## REQUIREMENTS
Leave the pictures out. Return all other data exactly.

## SUPPLIED MATERIAL

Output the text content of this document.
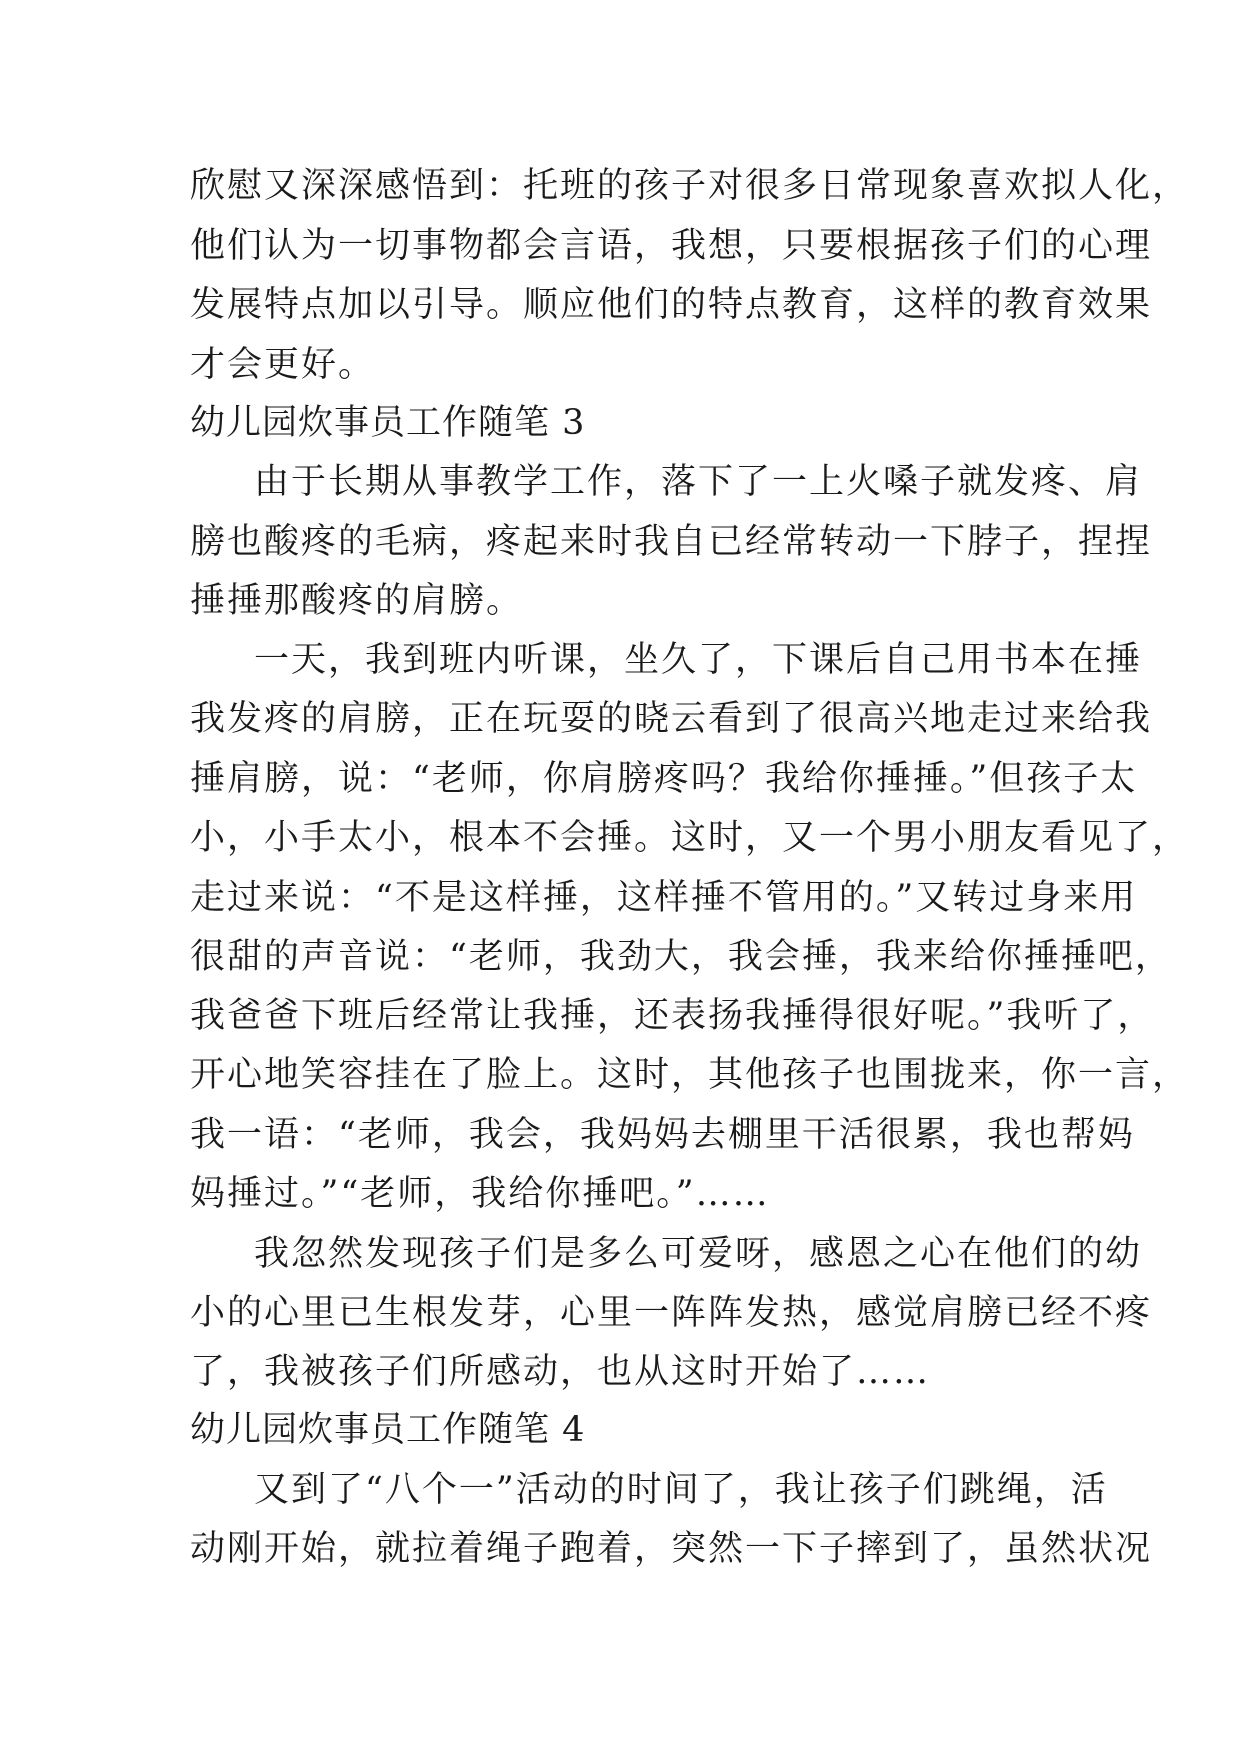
欣慰又深深感悟到：托班的孩子对很多日常现象喜欢拟人化，
他们认为一切事物都会言语，我想，只要根据孩子们的心理
发展特点加以引导。顺应他们的特点教育，这样的教育效果
才会更好。
幼儿园炊事员工作随笔 3
由于长期从事教学工作，落下了一上火嗓子就发疼、肩
膀也酸疼的毛病，疼起来时我自已经常转动一下脖子，捏捏
捶捶那酸疼的肩膀。
一天，我到班内听课，坐久了，下课后自己用书本在捶
我发疼的肩膀，正在玩耍的晓云看到了很高兴地走过来给我
捶肩膀，说：“老师，你肩膀疼吗？我给你捶捶。”但孩子太
小，小手太小，根本不会捶。这时，又一个男小朋友看见了，
走过来说：“不是这样捶，这样捶不管用的。”又转过身来用
很甜的声音说：“老师，我劲大，我会捶，我来给你捶捶吧，
我爸爸下班后经常让我捶，还表扬我捶得很好呢。”我听了，
开心地笑容挂在了脸上。这时，其他孩子也围拢来，你一言，
我一语：“老师，我会，我妈妈去棚里干活很累，我也帮妈
妈捶过。”“老师，我给你捶吧。”……
我忽然发现孩子们是多么可爱呀，感恩之心在他们的幼
小的心里已生根发芽，心里一阵阵发热，感觉肩膀已经不疼
了，我被孩子们所感动，也从这时开始了……
幼儿园炊事员工作随笔 4
又到了“八个一”活动的时间了，我让孩子们跳绳，活
动刚开始，就拉着绳子跑着，突然一下子摔到了，虽然状况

## COMPLETED TASK
Output the text content of this document.
欣慰又深深感悟到：托班的孩子对很多日常现象喜欢拟人化，
他们认为一切事物都会言语，我想，只要根据孩子们的心理
发展特点加以引导。顺应他们的特点教育，这样的教育效果
才会更好。
幼儿园炊事员工作随笔 3
由于长期从事教学工作，落下了一上火嗓子就发疼、肩
膀也酸疼的毛病，疼起来时我自已经常转动一下脖子，捏捏
捶捶那酸疼的肩膀。
一天，我到班内听课，坐久了，下课后自己用书本在捶
我发疼的肩膀，正在玩耍的晓云看到了很高兴地走过来给我
捶肩膀，说：“老师，你肩膀疼吗？我给你捶捶。”但孩子太
小，小手太小，根本不会捶。这时，又一个男小朋友看见了，
走过来说：“不是这样捶，这样捶不管用的。”又转过身来用
很甜的声音说：“老师，我劲大，我会捶，我来给你捶捶吧，
我爸爸下班后经常让我捶，还表扬我捶得很好呢。”我听了，
开心地笑容挂在了脸上。这时，其他孩子也围拢来，你一言，
我一语：“老师，我会，我妈妈去棚里干活很累，我也帮妈
妈捶过。”“老师，我给你捶吧。”……
我忽然发现孩子们是多么可爱呀，感恩之心在他们的幼
小的心里已生根发芽，心里一阵阵发热，感觉肩膀已经不疼
了，我被孩子们所感动，也从这时开始了……
幼儿园炊事员工作随笔 4
又到了“八个一”活动的时间了，我让孩子们跳绳，活
动刚开始，就拉着绳子跑着，突然一下子摔到了，虽然状况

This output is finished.